Start of DATASET

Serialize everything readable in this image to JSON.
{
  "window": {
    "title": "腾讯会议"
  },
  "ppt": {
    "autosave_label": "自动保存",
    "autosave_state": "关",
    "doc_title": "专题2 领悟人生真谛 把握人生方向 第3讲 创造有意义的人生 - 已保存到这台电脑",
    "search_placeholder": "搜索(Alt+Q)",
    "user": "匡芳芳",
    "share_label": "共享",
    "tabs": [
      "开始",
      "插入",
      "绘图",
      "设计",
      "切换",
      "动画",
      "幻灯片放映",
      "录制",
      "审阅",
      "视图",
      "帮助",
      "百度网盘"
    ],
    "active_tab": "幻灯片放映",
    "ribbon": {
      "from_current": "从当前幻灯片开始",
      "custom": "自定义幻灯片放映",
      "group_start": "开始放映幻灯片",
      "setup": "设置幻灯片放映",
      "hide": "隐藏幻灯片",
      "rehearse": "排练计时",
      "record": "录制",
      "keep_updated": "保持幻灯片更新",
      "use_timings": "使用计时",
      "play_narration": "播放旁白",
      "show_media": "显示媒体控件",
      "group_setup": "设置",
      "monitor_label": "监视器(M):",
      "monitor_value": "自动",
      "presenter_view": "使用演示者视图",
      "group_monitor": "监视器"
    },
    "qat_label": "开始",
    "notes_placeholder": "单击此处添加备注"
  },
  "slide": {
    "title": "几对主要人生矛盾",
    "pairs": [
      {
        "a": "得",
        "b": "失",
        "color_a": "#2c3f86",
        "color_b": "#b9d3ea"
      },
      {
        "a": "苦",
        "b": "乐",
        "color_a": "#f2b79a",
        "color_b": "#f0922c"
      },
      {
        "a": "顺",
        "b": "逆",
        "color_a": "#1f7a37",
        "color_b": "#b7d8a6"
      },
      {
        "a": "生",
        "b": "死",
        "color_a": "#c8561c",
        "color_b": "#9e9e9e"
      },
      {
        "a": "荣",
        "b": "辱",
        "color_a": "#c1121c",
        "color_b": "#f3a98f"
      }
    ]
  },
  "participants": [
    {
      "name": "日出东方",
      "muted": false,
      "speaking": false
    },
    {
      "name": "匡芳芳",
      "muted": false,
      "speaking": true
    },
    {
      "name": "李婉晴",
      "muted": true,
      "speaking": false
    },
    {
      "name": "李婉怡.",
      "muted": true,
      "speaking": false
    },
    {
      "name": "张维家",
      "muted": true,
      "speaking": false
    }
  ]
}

End of DATASET

> _DO THIS_: Write the entries again, exactly as they stand.

> _TASK SOLUTION_:
Serialize everything readable in this image to JSON.
{
  "window": {
    "title": "腾讯会议"
  },
  "ppt": {
    "autosave_label": "自动保存",
    "autosave_state": "关",
    "doc_title": "专题2 领悟人生真谛 把握人生方向 第3讲 创造有意义的人生 - 已保存到这台电脑",
    "search_placeholder": "搜索(Alt+Q)",
    "user": "匡芳芳",
    "share_label": "共享",
    "tabs": [
      "开始",
      "插入",
      "绘图",
      "设计",
      "切换",
      "动画",
      "幻灯片放映",
      "录制",
      "审阅",
      "视图",
      "帮助",
      "百度网盘"
    ],
    "active_tab": "幻灯片放映",
    "ribbon": {
      "from_current": "从当前幻灯片开始",
      "custom": "自定义幻灯片放映",
      "group_start": "开始放映幻灯片",
      "setup": "设置幻灯片放映",
      "hide": "隐藏幻灯片",
      "rehearse": "排练计时",
      "record": "录制",
      "keep_updated": "保持幻灯片更新",
      "use_timings": "使用计时",
      "play_narration": "播放旁白",
      "show_media": "显示媒体控件",
      "group_setup": "设置",
      "monitor_label": "监视器(M):",
      "monitor_value": "自动",
      "presenter_view": "使用演示者视图",
      "group_monitor": "监视器"
    },
    "qat_label": "开始",
    "notes_placeholder": "单击此处添加备注"
  },
  "slide": {
    "title": "几对主要人生矛盾",
    "pairs": [
      {
        "a": "得",
        "b": "失",
        "color_a": "#2c3f86",
        "color_b": "#b9d3ea"
      },
      {
        "a": "苦",
        "b": "乐",
        "color_a": "#f2b79a",
        "color_b": "#f0922c"
      },
      {
        "a": "顺",
        "b": "逆",
        "color_a": "#1f7a37",
        "color_b": "#b7d8a6"
      },
      {
        "a": "生",
        "b": "死",
        "color_a": "#c8561c",
        "color_b": "#9e9e9e"
      },
      {
        "a": "荣",
        "b": "辱",
        "color_a": "#c1121c",
        "color_b": "#f3a98f"
      }
    ]
  },
  "participants": [
    {
      "name": "日出东方",
      "muted": false,
      "speaking": false
    },
    {
      "name": "匡芳芳",
      "muted": false,
      "speaking": true
    },
    {
      "name": "李婉晴",
      "muted": true,
      "speaking": false
    },
    {
      "name": "李婉怡.",
      "muted": true,
      "speaking": false
    },
    {
      "name": "张维家",
      "muted": true,
      "speaking": false
    }
  ]
}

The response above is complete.